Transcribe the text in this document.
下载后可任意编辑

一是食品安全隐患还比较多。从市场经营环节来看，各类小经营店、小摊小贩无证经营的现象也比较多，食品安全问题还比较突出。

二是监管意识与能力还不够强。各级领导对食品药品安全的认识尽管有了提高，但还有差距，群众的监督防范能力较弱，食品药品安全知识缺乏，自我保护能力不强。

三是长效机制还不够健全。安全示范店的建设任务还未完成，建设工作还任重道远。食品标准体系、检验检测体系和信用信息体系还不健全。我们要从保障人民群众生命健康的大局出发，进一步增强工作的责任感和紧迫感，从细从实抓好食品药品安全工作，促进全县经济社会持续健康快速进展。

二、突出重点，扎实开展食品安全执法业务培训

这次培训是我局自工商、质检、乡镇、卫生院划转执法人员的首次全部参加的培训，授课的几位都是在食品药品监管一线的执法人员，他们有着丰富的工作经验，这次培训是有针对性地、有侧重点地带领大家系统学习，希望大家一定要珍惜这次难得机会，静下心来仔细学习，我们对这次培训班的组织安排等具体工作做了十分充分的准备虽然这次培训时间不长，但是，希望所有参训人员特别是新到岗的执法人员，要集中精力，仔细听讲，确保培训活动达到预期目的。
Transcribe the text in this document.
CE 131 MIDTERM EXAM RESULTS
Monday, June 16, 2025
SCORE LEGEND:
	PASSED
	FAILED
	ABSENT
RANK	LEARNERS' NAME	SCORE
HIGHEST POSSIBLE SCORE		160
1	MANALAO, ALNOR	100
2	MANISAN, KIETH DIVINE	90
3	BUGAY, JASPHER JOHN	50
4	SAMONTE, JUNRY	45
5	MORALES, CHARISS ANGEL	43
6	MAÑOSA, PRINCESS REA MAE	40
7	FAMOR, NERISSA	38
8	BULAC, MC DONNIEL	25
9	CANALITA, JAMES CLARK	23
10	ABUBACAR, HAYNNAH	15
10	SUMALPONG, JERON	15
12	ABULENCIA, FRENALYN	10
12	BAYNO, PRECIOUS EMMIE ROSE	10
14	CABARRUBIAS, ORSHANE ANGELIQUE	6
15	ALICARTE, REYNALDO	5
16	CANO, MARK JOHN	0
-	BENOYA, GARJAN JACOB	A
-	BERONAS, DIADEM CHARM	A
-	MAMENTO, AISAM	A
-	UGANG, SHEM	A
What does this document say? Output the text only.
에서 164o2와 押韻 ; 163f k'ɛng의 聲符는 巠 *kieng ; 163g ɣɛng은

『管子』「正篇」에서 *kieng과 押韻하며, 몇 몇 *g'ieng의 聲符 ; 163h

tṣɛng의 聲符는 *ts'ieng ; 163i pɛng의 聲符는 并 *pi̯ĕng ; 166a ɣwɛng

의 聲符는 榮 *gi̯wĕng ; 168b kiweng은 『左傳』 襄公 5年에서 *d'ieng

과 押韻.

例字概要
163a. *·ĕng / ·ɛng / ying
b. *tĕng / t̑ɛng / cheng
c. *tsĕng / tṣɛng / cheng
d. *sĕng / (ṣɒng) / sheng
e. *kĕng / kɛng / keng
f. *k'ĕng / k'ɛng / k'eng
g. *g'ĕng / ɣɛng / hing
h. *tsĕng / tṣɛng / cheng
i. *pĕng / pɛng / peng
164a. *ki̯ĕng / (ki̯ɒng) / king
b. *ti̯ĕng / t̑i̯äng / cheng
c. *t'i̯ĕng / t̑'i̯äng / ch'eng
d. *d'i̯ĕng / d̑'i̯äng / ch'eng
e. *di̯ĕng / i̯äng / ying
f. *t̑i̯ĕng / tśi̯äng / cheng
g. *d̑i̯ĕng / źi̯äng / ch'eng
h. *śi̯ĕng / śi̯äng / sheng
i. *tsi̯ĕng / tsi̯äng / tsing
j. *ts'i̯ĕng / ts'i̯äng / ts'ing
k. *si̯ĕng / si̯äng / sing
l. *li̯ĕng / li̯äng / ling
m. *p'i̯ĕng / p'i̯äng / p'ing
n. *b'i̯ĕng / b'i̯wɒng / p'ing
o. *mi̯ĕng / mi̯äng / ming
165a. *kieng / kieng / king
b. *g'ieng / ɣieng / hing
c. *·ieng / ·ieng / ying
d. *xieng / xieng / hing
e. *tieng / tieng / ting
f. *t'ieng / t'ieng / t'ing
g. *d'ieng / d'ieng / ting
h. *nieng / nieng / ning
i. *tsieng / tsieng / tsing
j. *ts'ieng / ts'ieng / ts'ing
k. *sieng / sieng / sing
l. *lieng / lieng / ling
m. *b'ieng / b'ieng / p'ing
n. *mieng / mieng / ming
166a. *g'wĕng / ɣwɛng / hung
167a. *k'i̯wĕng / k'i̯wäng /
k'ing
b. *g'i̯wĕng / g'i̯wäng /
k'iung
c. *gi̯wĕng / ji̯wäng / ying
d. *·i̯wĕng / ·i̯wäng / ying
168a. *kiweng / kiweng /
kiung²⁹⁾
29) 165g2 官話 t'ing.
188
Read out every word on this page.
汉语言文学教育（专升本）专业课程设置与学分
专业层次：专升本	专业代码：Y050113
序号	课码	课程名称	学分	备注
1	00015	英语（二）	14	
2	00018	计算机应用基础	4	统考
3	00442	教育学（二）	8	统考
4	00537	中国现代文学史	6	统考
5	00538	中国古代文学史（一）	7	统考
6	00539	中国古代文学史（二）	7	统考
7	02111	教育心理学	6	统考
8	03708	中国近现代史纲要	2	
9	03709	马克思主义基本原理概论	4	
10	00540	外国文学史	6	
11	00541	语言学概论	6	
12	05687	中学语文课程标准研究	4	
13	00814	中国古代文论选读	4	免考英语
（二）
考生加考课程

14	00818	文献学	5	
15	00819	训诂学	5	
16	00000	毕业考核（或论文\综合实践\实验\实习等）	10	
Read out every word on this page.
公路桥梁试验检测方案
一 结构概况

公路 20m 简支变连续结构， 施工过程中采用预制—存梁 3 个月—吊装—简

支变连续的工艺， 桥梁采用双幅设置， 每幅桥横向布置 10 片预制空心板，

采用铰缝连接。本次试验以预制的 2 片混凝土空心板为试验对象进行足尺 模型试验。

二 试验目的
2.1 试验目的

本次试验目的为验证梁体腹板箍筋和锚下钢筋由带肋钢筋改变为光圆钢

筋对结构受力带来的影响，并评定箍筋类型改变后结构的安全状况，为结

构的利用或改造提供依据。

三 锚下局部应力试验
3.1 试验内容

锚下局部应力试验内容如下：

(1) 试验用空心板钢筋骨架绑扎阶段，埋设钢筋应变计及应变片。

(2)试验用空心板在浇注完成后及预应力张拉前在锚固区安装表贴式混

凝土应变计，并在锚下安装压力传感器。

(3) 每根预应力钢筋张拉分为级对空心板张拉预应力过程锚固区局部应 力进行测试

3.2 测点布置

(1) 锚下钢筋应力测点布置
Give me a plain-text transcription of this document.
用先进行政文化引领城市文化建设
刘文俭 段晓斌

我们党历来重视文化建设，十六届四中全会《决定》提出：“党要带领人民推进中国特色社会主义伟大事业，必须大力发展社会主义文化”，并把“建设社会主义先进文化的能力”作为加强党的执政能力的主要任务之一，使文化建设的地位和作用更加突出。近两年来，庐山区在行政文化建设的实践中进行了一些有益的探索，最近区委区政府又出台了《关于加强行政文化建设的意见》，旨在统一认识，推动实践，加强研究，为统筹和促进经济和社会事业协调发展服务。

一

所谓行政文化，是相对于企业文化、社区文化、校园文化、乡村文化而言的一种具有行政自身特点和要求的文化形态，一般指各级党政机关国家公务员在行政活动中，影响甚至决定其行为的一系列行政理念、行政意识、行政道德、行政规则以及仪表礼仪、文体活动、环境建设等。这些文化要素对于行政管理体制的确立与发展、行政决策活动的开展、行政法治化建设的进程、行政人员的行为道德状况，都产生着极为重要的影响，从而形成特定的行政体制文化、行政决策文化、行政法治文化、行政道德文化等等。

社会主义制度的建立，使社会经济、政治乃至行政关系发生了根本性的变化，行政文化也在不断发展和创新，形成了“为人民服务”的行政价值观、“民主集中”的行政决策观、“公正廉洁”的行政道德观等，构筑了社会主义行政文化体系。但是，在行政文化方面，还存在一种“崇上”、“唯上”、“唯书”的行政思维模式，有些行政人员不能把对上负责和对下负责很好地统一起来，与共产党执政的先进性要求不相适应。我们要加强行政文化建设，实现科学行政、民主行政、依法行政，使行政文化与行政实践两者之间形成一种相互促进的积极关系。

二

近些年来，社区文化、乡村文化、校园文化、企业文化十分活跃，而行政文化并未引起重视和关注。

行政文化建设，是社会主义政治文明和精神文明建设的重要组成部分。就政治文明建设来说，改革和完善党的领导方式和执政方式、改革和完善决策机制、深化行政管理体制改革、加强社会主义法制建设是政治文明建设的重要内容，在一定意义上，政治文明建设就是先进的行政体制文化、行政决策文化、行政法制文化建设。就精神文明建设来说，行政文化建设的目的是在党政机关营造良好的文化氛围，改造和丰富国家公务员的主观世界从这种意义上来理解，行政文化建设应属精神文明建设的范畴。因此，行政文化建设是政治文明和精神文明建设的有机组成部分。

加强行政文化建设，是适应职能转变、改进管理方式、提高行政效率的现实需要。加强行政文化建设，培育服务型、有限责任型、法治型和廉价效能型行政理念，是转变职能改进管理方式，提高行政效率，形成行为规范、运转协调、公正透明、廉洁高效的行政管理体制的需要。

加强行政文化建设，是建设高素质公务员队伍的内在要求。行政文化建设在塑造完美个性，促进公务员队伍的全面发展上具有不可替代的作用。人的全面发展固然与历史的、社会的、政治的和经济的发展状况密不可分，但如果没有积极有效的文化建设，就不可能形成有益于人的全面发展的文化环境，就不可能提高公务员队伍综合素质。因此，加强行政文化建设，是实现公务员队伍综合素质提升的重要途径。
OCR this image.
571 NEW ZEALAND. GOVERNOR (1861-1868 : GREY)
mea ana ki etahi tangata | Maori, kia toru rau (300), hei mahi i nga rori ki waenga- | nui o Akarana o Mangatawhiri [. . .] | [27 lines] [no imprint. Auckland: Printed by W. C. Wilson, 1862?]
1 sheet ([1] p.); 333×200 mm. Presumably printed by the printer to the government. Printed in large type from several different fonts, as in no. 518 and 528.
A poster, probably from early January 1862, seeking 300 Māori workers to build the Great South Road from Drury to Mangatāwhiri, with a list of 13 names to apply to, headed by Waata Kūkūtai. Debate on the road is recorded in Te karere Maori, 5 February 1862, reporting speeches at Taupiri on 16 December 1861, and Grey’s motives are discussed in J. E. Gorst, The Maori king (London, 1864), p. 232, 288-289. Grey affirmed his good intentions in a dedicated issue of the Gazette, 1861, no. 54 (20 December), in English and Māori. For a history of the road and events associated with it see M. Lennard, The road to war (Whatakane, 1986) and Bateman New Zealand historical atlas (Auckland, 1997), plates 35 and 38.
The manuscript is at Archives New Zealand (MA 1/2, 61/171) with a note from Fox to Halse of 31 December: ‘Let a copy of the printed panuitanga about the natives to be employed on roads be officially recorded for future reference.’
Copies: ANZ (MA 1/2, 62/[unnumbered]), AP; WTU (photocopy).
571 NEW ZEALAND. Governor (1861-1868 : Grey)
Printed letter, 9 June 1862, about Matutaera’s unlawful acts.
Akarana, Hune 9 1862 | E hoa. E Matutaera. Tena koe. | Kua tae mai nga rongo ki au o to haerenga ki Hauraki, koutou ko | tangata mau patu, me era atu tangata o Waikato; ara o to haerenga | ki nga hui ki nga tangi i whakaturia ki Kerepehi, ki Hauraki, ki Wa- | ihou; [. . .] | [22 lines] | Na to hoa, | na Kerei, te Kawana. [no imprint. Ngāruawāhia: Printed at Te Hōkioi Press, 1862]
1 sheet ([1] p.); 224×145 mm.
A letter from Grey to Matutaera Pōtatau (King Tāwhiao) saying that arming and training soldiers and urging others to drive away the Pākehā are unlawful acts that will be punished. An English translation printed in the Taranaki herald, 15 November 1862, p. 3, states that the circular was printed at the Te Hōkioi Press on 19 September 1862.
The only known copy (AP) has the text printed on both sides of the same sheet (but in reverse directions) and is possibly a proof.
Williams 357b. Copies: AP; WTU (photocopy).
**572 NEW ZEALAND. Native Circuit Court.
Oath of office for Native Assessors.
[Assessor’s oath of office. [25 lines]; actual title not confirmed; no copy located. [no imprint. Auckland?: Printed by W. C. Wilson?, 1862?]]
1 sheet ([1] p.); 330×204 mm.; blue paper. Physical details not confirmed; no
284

-----

Provide only the number of lines in the entries that hold the word "December".

## COMPLETE ANSWER
2